_Exercise details_
Exactly as written, print each record in the listing.

Records that describe figures:
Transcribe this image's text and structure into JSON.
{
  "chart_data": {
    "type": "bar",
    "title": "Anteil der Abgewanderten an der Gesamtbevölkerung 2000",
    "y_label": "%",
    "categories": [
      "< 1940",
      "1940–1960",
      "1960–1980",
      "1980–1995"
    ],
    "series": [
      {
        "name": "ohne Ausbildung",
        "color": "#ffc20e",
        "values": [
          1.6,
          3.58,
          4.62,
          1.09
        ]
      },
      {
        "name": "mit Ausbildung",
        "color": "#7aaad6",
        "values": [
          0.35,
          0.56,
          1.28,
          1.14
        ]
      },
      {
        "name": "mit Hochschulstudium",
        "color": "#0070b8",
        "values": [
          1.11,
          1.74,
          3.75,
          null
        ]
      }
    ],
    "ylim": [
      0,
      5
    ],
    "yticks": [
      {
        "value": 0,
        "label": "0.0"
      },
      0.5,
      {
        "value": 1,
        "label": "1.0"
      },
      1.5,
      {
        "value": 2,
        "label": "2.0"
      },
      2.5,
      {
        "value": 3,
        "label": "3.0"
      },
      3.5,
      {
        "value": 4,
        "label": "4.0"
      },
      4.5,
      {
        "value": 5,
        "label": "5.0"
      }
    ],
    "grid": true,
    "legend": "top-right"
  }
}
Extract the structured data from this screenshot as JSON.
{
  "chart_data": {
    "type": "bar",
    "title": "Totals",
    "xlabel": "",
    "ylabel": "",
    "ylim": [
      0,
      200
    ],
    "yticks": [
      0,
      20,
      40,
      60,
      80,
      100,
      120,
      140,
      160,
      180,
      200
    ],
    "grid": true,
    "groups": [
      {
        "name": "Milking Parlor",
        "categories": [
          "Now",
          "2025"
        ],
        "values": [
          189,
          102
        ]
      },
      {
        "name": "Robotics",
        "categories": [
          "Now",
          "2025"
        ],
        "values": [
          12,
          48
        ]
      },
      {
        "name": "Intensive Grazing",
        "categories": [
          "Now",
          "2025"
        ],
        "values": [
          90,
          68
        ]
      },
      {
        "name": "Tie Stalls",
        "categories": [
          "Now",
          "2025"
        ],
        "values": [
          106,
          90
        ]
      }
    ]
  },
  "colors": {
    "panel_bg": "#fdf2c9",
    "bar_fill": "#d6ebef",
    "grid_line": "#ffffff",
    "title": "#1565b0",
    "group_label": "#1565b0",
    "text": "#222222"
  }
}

_Finished answer_
Transcribe this image's text and structure into JSON.
{
  "chart_data": {
    "type": "bar",
    "title": "Anteil der Abgewanderten an der Gesamtbevölkerung 2000",
    "y_label": "%",
    "categories": [
      "< 1940",
      "1940–1960",
      "1960–1980",
      "1980–1995"
    ],
    "series": [
      {
        "name": "ohne Ausbildung",
        "color": "#ffc20e",
        "values": [
          1.6,
          3.58,
          4.62,
          1.09
        ]
      },
      {
        "name": "mit Ausbildung",
        "color": "#7aaad6",
        "values": [
          0.35,
          0.56,
          1.28,
          1.14
        ]
      },
      {
        "name": "mit Hochschulstudium",
        "color": "#0070b8",
        "values": [
          1.11,
          1.74,
          3.75,
          null
        ]
      }
    ],
    "ylim": [
      0,
      5
    ],
    "yticks": [
      {
        "value": 0,
        "label": "0.0"
      },
      0.5,
      {
        "value": 1,
        "label": "1.0"
      },
      1.5,
      {
        "value": 2,
        "label": "2.0"
      },
      2.5,
      {
        "value": 3,
        "label": "3.0"
      },
      3.5,
      {
        "value": 4,
        "label": "4.0"
      },
      4.5,
      {
        "value": 5,
        "label": "5.0"
      }
    ],
    "grid": true,
    "legend": "top-right"
  }
}
Extract the structured data from this screenshot as JSON.
{
  "chart_data": {
    "type": "bar",
    "title": "Totals",
    "xlabel": "",
    "ylabel": "",
    "ylim": [
      0,
      200
    ],
    "yticks": [
      0,
      20,
      40,
      60,
      80,
      100,
      120,
      140,
      160,
      180,
      200
    ],
    "grid": true,
    "groups": [
      {
        "name": "Milking Parlor",
        "categories": [
          "Now",
          "2025"
        ],
        "values": [
          189,
          102
        ]
      },
      {
        "name": "Robotics",
        "categories": [
          "Now",
          "2025"
        ],
        "values": [
          12,
          48
        ]
      },
      {
        "name": "Intensive Grazing",
        "categories": [
          "Now",
          "2025"
        ],
        "values": [
          90,
          68
        ]
      },
      {
        "name": "Tie Stalls",
        "categories": [
          "Now",
          "2025"
        ],
        "values": [
          106,
          90
        ]
      }
    ]
  },
  "colors": {
    "panel_bg": "#fdf2c9",
    "bar_fill": "#d6ebef",
    "grid_line": "#ffffff",
    "title": "#1565b0",
    "group_label": "#1565b0",
    "text": "#222222"
  }
}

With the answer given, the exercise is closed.